# SHORT TASK:
Locate each line in the records containing "buněk". Copy it.

# PROVIDED DATA:
====

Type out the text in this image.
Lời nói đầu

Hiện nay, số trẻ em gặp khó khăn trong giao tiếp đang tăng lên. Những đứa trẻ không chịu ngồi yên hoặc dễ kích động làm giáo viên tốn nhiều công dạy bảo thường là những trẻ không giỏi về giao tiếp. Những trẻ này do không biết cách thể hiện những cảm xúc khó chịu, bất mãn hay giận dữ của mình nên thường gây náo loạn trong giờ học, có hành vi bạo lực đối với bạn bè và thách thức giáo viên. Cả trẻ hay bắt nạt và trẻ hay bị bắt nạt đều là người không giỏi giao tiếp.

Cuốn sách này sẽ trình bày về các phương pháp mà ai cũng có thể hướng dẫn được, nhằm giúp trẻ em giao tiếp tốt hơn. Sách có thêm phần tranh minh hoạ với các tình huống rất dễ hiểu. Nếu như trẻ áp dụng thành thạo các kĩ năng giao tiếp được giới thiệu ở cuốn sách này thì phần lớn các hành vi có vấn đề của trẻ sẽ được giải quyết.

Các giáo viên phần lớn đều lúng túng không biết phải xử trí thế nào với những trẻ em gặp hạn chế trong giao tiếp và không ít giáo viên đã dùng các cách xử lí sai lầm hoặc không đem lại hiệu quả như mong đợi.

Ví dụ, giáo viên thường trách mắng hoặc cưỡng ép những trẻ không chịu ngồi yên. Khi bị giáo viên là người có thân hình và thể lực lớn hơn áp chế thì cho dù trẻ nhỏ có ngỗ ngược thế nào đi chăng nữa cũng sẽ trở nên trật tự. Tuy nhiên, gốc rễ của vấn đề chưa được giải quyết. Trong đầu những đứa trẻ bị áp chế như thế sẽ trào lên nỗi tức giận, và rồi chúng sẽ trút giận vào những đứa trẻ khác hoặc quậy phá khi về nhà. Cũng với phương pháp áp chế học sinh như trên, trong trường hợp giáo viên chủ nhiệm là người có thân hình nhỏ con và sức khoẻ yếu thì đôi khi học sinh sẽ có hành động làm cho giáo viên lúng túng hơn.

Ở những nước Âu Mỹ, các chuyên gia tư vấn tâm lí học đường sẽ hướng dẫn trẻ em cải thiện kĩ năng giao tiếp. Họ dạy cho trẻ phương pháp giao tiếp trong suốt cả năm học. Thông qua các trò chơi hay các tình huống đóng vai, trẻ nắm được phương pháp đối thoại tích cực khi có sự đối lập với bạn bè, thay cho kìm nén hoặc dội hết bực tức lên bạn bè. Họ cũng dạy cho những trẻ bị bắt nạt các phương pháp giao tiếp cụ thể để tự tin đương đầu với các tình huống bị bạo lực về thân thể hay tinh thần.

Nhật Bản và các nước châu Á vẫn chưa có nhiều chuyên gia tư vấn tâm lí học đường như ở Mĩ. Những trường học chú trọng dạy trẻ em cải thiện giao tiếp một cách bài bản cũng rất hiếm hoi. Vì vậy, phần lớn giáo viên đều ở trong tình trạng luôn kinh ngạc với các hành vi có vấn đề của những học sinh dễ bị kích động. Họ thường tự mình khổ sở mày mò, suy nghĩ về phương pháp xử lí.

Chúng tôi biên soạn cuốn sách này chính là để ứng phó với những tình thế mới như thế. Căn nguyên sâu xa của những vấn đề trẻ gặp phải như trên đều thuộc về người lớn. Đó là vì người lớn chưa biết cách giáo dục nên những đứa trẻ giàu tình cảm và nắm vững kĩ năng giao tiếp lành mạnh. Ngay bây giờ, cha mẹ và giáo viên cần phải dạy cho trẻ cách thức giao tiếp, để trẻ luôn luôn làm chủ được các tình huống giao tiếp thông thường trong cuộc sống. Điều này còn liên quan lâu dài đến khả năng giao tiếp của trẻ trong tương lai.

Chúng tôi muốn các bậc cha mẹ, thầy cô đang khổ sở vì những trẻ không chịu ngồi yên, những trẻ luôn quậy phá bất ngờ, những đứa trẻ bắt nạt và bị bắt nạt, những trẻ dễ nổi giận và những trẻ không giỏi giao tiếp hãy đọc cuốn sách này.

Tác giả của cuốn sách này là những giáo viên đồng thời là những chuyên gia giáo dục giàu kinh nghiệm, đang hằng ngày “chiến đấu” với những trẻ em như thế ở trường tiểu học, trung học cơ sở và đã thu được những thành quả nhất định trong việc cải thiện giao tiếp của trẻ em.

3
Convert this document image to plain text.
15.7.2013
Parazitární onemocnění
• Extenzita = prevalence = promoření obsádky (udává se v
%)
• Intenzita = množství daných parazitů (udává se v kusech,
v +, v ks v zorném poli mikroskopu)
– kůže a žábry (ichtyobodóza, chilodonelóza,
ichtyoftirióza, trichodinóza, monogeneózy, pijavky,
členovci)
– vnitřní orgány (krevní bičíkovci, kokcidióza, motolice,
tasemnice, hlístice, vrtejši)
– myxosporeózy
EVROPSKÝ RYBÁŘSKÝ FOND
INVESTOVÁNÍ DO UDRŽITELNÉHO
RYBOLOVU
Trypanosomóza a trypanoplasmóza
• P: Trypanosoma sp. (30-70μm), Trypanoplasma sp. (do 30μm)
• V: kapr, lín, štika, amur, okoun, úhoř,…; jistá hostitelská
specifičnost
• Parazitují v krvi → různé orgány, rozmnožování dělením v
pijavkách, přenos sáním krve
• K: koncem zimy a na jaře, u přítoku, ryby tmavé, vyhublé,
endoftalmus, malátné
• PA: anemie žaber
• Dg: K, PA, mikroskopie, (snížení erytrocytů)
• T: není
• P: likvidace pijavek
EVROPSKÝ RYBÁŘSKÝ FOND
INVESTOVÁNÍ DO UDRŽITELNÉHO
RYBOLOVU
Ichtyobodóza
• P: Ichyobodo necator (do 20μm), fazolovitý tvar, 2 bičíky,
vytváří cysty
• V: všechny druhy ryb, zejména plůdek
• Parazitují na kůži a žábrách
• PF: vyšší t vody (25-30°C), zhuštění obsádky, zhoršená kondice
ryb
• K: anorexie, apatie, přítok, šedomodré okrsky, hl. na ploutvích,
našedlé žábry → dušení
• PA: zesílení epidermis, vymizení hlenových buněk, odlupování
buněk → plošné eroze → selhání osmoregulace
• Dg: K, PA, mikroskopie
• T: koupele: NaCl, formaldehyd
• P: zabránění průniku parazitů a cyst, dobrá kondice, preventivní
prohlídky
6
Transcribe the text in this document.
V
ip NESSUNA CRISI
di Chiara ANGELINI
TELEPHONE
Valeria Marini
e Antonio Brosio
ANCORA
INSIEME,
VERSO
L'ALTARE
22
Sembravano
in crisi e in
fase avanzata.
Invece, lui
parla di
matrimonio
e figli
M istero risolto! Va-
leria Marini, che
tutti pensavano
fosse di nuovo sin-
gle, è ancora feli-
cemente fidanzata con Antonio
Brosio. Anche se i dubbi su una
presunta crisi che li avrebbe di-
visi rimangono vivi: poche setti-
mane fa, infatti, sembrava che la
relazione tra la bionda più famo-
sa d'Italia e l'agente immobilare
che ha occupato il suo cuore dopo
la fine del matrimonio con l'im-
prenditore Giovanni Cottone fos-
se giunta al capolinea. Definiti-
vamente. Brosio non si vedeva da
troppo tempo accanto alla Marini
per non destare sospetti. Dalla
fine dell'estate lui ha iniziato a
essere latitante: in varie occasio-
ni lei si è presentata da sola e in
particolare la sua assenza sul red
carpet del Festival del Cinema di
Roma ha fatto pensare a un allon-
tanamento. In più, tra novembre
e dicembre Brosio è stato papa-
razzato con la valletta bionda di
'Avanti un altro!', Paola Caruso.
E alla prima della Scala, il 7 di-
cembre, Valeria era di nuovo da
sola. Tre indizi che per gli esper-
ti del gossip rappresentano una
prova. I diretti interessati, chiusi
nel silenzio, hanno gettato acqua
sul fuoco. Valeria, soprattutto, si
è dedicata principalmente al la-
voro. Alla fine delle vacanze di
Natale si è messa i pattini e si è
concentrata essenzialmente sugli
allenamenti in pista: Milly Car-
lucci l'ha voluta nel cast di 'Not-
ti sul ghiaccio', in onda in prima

====

# IN RESPONSE:
• PA: zesílení epidermis, vymizení hlenových buněk, odlupování
buněk → plošné eroze → selhání osmoregulace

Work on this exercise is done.